[Dataset records on visual material]
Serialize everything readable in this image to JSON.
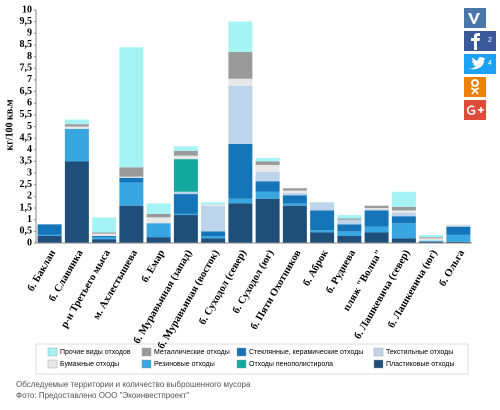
{
  "chart_data": {
    "type": "stacked_bar",
    "y_label": "кг/100 кв.м",
    "categories": [
      "б. Баклан",
      "б. Славянка",
      "р-н Третьего мыса",
      "м. Ахлестышева",
      "б. Емар",
      "б. Муравьиная (запад)",
      "б. Муравьиная (восток)",
      "б. Суходол (север)",
      "б. Суходол (юг)",
      "б. Пяти Охотников",
      "б. Аброк",
      "б. Руднева",
      "пляж \"Волна\"",
      "б. Лашкевича (север)",
      "б. Лашкевича (юг)",
      "б. Ольга"
    ],
    "series": [
      {
        "name": "Пластиковые отходы",
        "color": "#1f4e79",
        "values": [
          0.3,
          3.5,
          0.15,
          1.6,
          0.25,
          1.2,
          0.2,
          1.7,
          1.9,
          1.6,
          0.45,
          0.3,
          0.45,
          0.2,
          0.05,
          0.05
        ]
      },
      {
        "name": "Резиновые отходы",
        "color": "#38a6e0",
        "values": [
          0.05,
          1.4,
          0.1,
          1.0,
          0.6,
          0.05,
          0.1,
          0.2,
          0.3,
          0.1,
          0.1,
          0.2,
          0.25,
          0.65,
          0.05,
          0.3
        ]
      },
      {
        "name": "Стеклянные, керамические отходы",
        "color": "#1575b8",
        "values": [
          0.45,
          0,
          0.05,
          0.2,
          0,
          0.85,
          0.2,
          2.35,
          0.45,
          0.35,
          0.85,
          0.3,
          0.7,
          0.3,
          0,
          0.35
        ]
      },
      {
        "name": "Текстильные отходы",
        "color": "#bdd4ea",
        "values": [
          0,
          0,
          0,
          0,
          0,
          0.1,
          1.1,
          2.5,
          0.4,
          0.1,
          0.35,
          0.2,
          0.05,
          0.15,
          0,
          0.05
        ]
      },
      {
        "name": "Отходы пенополистирола",
        "color": "#13a89e",
        "values": [
          0,
          0,
          0,
          0,
          0,
          1.4,
          0,
          0,
          0,
          0,
          0,
          0,
          0,
          0,
          0,
          0
        ]
      },
      {
        "name": "Бумажные отходы",
        "color": "#e8e8e8",
        "values": [
          0,
          0.1,
          0.1,
          0.05,
          0.25,
          0.15,
          0.05,
          0.3,
          0.3,
          0.1,
          0,
          0,
          0.05,
          0.1,
          0.1,
          0.05
        ]
      },
      {
        "name": "Металлические отходы",
        "color": "#9a9a9a",
        "values": [
          0,
          0.1,
          0.05,
          0.4,
          0.15,
          0.2,
          0,
          1.15,
          0.15,
          0.1,
          0,
          0.05,
          0.1,
          0.15,
          0.05,
          0
        ]
      },
      {
        "name": "Прочие виды отходов",
        "color": "#a6f3f5",
        "values": [
          0,
          0.2,
          0.65,
          5.15,
          0.45,
          0.2,
          0.1,
          1.3,
          0.15,
          0,
          0,
          0.15,
          0,
          0.65,
          0.1,
          0
        ]
      }
    ],
    "ylim": [
      0,
      10
    ],
    "yticks": [
      0,
      {
        "value": 0.5,
        "label": "0,5"
      },
      1,
      {
        "value": 1.5,
        "label": "1,5"
      },
      2,
      {
        "value": 2.5,
        "label": "2,5"
      },
      3,
      {
        "value": 3.5,
        "label": "3,5"
      },
      4,
      {
        "value": 4.5,
        "label": "4,5"
      },
      5,
      {
        "value": 5.5,
        "label": "5,5"
      },
      6,
      {
        "value": 6.5,
        "label": "6,5"
      },
      7,
      {
        "value": 7.5,
        "label": "7,5"
      },
      8,
      {
        "value": 8.5,
        "label": "8,5"
      },
      9,
      {
        "value": 9.5,
        "label": "9,5"
      },
      10
    ]
  },
  "caption": {
    "line1": "Обследуемые территории и количество выброшенного мусора",
    "line2": "Фото: Предоставлено ООО \"Экоинвестпроект\""
  },
  "social": {
    "facebook_count": "2",
    "twitter_count": "4"
  }
}
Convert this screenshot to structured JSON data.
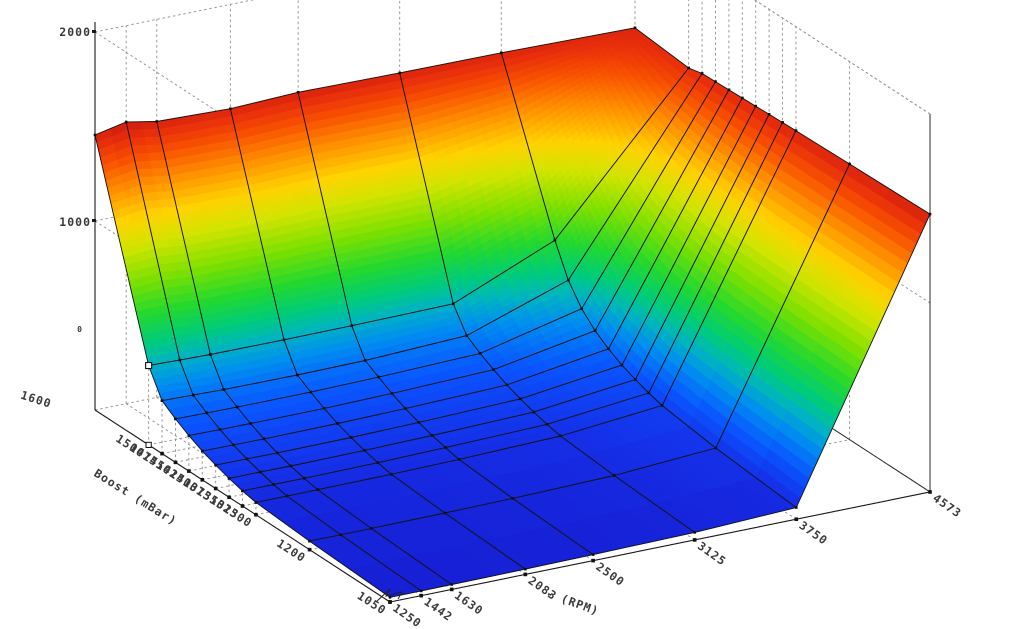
{
  "figure": {
    "background": "#ffffff",
    "z_axis": {
      "tick_labels": [
        "2000",
        "1000"
      ],
      "minor_mark": "0"
    },
    "boost_axis": {
      "title": "Boost (mBar)",
      "tick_labels": [
        "1600",
        "1500",
        "1475",
        "1450",
        "1425",
        "1400",
        "1375",
        "1350",
        "1325",
        "1300",
        "1200",
        "1050"
      ]
    },
    "rpm_axis": {
      "title": "- (RPM)",
      "tick_labels": [
        "1250",
        "1442",
        "1630",
        "2083",
        "2500",
        "3125",
        "3750",
        "4573"
      ]
    }
  },
  "chart_data": {
    "type": "surface",
    "title": "",
    "xlabel": "- (RPM)",
    "ylabel": "Boost (mBar)",
    "zlabel": "",
    "x_rpm": [
      1250,
      1442,
      1630,
      2083,
      2500,
      3125,
      3750,
      4573
    ],
    "y_boost": [
      1050,
      1200,
      1300,
      1325,
      1350,
      1375,
      1400,
      1425,
      1450,
      1475,
      1500,
      1600
    ],
    "z_values_rows_by_boost": [
      [
        25,
        25,
        26,
        28,
        32,
        40,
        62,
        1470
      ],
      [
        45,
        45,
        46,
        48,
        52,
        64,
        100,
        1458
      ],
      [
        65,
        65,
        66,
        68,
        74,
        88,
        140,
        1450
      ],
      [
        80,
        80,
        80,
        83,
        90,
        104,
        160,
        1447
      ],
      [
        100,
        100,
        99,
        102,
        108,
        122,
        185,
        1444
      ],
      [
        124,
        123,
        122,
        124,
        131,
        146,
        215,
        1441
      ],
      [
        152,
        151,
        150,
        152,
        158,
        174,
        255,
        1438
      ],
      [
        188,
        186,
        185,
        186,
        192,
        208,
        305,
        1435
      ],
      [
        230,
        228,
        226,
        226,
        232,
        248,
        375,
        1432
      ],
      [
        280,
        276,
        272,
        270,
        274,
        296,
        480,
        1429
      ],
      [
        420,
        415,
        412,
        410,
        412,
        418,
        645,
        1412
      ],
      [
        1455,
        1490,
        1460,
        1448,
        1462,
        1455,
        1452,
        1440
      ]
    ],
    "zlim": [
      0,
      2000
    ],
    "z_ticks": [
      1000,
      2000
    ],
    "grid": "dashed",
    "colormap": "jet",
    "color_scale_max": 1520,
    "colormap_stops": [
      [
        0.0,
        "#1818cc"
      ],
      [
        0.06,
        "#1530e8"
      ],
      [
        0.14,
        "#0a55ff"
      ],
      [
        0.22,
        "#008ef0"
      ],
      [
        0.28,
        "#00b4c0"
      ],
      [
        0.34,
        "#00cc7a"
      ],
      [
        0.42,
        "#22d830"
      ],
      [
        0.52,
        "#7ee000"
      ],
      [
        0.62,
        "#d2e400"
      ],
      [
        0.7,
        "#ffd200"
      ],
      [
        0.79,
        "#ff9000"
      ],
      [
        0.87,
        "#f85200"
      ],
      [
        0.93,
        "#e82e0c"
      ],
      [
        1.0,
        "#c01410"
      ]
    ],
    "mesh_color": "#141414",
    "selected_vertex": {
      "rpm": 1250,
      "boost": 1500
    },
    "selected_axis_tick": {
      "axis": "boost",
      "value": 1500
    }
  }
}
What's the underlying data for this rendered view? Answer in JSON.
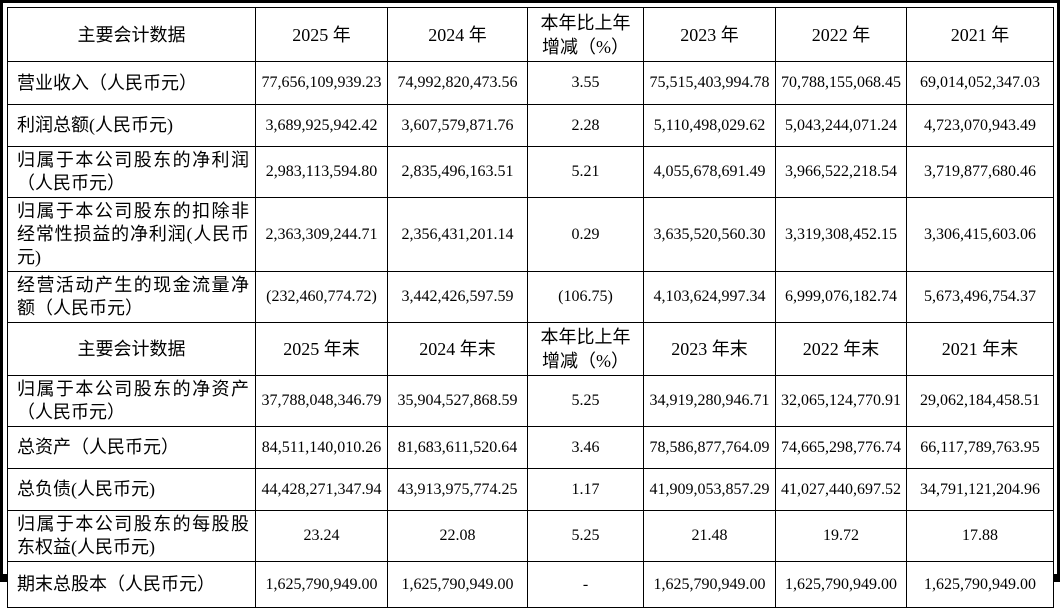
{
  "colors": {
    "border": "#000000",
    "background": "#ffffff",
    "text": "#000000"
  },
  "table": {
    "rows": [
      {
        "type": "header",
        "cells": [
          "主要会计数据",
          "2025 年",
          "2024 年",
          "本年比上年增减（%）",
          "2023 年",
          "2022 年",
          "2021 年"
        ]
      },
      {
        "type": "data",
        "cells": [
          "营业收入（人民币元）",
          "77,656,109,939.23",
          "74,992,820,473.56",
          "3.55",
          "75,515,403,994.78",
          "70,788,155,068.45",
          "69,014,052,347.03"
        ]
      },
      {
        "type": "data",
        "cells": [
          "利润总额(人民币元)",
          "3,689,925,942.42",
          "3,607,579,871.76",
          "2.28",
          "5,110,498,029.62",
          "5,043,244,071.24",
          "4,723,070,943.49"
        ]
      },
      {
        "type": "data",
        "cells": [
          "归属于本公司股东的净利润（人民币元）",
          "2,983,113,594.80",
          "2,835,496,163.51",
          "5.21",
          "4,055,678,691.49",
          "3,966,522,218.54",
          "3,719,877,680.46"
        ]
      },
      {
        "type": "data",
        "cells": [
          "归属于本公司股东的扣除非经常性损益的净利润(人民币元)",
          "2,363,309,244.71",
          "2,356,431,201.14",
          "0.29",
          "3,635,520,560.30",
          "3,319,308,452.15",
          "3,306,415,603.06"
        ]
      },
      {
        "type": "data",
        "cells": [
          "经营活动产生的现金流量净额（人民币元）",
          "(232,460,774.72)",
          "3,442,426,597.59",
          "(106.75)",
          "4,103,624,997.34",
          "6,999,076,182.74",
          "5,673,496,754.37"
        ]
      },
      {
        "type": "header",
        "cells": [
          "主要会计数据",
          "2025 年末",
          "2024 年末",
          "本年比上年增减（%）",
          "2023 年末",
          "2022 年末",
          "2021 年末"
        ]
      },
      {
        "type": "data",
        "cells": [
          "归属于本公司股东的净资产（人民币元）",
          "37,788,048,346.79",
          "35,904,527,868.59",
          "5.25",
          "34,919,280,946.71",
          "32,065,124,770.91",
          "29,062,184,458.51"
        ]
      },
      {
        "type": "data",
        "cells": [
          "总资产（人民币元）",
          "84,511,140,010.26",
          "81,683,611,520.64",
          "3.46",
          "78,586,877,764.09",
          "74,665,298,776.74",
          "66,117,789,763.95"
        ]
      },
      {
        "type": "data",
        "cells": [
          "总负债(人民币元)",
          "44,428,271,347.94",
          "43,913,975,774.25",
          "1.17",
          "41,909,053,857.29",
          "41,027,440,697.52",
          "34,791,121,204.96"
        ]
      },
      {
        "type": "data",
        "cells": [
          "归属于本公司股东的每股股东权益(人民币元)",
          "23.24",
          "22.08",
          "5.25",
          "21.48",
          "19.72",
          "17.88"
        ]
      },
      {
        "type": "data",
        "cells": [
          "期末总股本（人民币元）",
          "1,625,790,949.00",
          "1,625,790,949.00",
          "-",
          "1,625,790,949.00",
          "1,625,790,949.00",
          "1,625,790,949.00"
        ]
      }
    ]
  }
}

**Exercise instructions**
Report only the number of lines that hold the word "this".

**Solution**
3